• [Objective] Go through the material and write it all out exactly, minus the pictures.

• [Material provided]

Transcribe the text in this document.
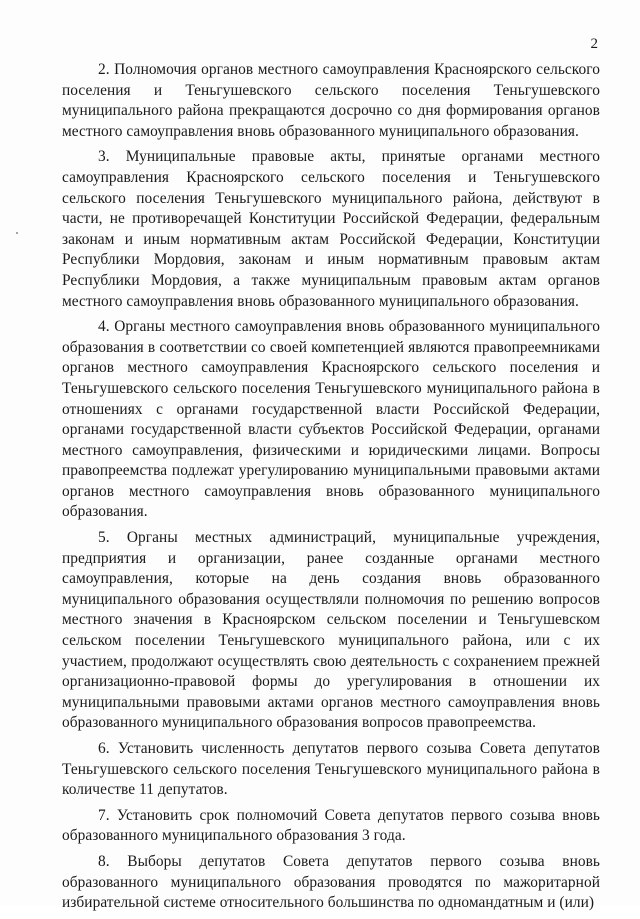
2

2. Полномочия органов местного самоуправления Красноярского сельского поселения и Теньгушевского сельского поселения Теньгушевского муниципального района прекращаются досрочно со дня формирования органов местного самоуправления вновь образованного муниципального образования.

3. Муниципальные правовые акты, принятые органами местного самоуправления Красноярского сельского поселения и Теньгушевского сельского поселения Теньгушевского муниципального района, действуют в части, не противоречащей Конституции Российской Федерации, федеральным законам и иным нормативным актам Российской Федерации, Конституции Республики Мордовия, законам и иным нормативным правовым актам Республики Мордовия, а также муниципальным правовым актам органов местного самоуправления вновь образованного муниципального образования.

4. Органы местного самоуправления вновь образованного муниципального образования в соответствии со своей компетенцией являются правопреемниками органов местного самоуправления Красноярского сельского поселения и Теньгушевского сельского поселения Теньгушевского муниципального района в отношениях с органами государственной власти Российской Федерации, органами государственной власти субъектов Российской Федерации, органами местного самоуправления, физическими и юридическими лицами. Вопросы правопреемства подлежат урегулированию муниципальными правовыми актами органов местного самоуправления вновь образованного муниципального образования.

5. Органы местных администраций, муниципальные учреждения, предприятия и организации, ранее созданные органами местного самоуправления, которые на день создания вновь образованного муниципального образования осуществляли полномочия по решению вопросов местного значения в Красноярском сельском поселении и Теньгушевском сельском поселении Теньгушевского муниципального района, или с их участием, продолжают осуществлять свою деятельность с сохранением прежней организационно-правовой формы до урегулирования в отношении их муниципальными правовыми актами органов местного самоуправления вновь образованного муниципального образования вопросов правопреемства.

6. Установить численность депутатов первого созыва Совета депутатов Теньгушевского сельского поселения Теньгушевского муниципального района в количестве 11 депутатов.

7. Установить срок полномочий Совета депутатов первого созыва вновь образованного муниципального образования 3 года.

8. Выборы депутатов Совета депутатов первого созыва вновь образованного муниципального образования проводятся по мажоритарной избирательной системе относительного большинства по одномандатным и (или)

• [Output for this exercise]
Transcribe the text in this document.
2

2. Полномочия органов местного самоуправления Красноярского сельского поселения и Теньгушевского сельского поселения Теньгушевского муниципального района прекращаются досрочно со дня формирования органов местного самоуправления вновь образованного муниципального образования.

3. Муниципальные правовые акты, принятые органами местного самоуправления Красноярского сельского поселения и Теньгушевского сельского поселения Теньгушевского муниципального района, действуют в части, не противоречащей Конституции Российской Федерации, федеральным законам и иным нормативным актам Российской Федерации, Конституции Республики Мордовия, законам и иным нормативным правовым актам Республики Мордовия, а также муниципальным правовым актам органов местного самоуправления вновь образованного муниципального образования.

4. Органы местного самоуправления вновь образованного муниципального образования в соответствии со своей компетенцией являются правопреемниками органов местного самоуправления Красноярского сельского поселения и Теньгушевского сельского поселения Теньгушевского муниципального района в отношениях с органами государственной власти Российской Федерации, органами государственной власти субъектов Российской Федерации, органами местного самоуправления, физическими и юридическими лицами. Вопросы правопреемства подлежат урегулированию муниципальными правовыми актами органов местного самоуправления вновь образованного муниципального образования.

5. Органы местных администраций, муниципальные учреждения, предприятия и организации, ранее созданные органами местного самоуправления, которые на день создания вновь образованного муниципального образования осуществляли полномочия по решению вопросов местного значения в Красноярском сельском поселении и Теньгушевском сельском поселении Теньгушевского муниципального района, или с их участием, продолжают осуществлять свою деятельность с сохранением прежней организационно-правовой формы до урегулирования в отношении их муниципальными правовыми актами органов местного самоуправления вновь образованного муниципального образования вопросов правопреемства.

6. Установить численность депутатов первого созыва Совета депутатов Теньгушевского сельского поселения Теньгушевского муниципального района в количестве 11 депутатов.

7. Установить срок полномочий Совета депутатов первого созыва вновь образованного муниципального образования 3 года.

8. Выборы депутатов Совета депутатов первого созыва вновь образованного муниципального образования проводятся по мажоритарной избирательной системе относительного большинства по одномандатным и (или)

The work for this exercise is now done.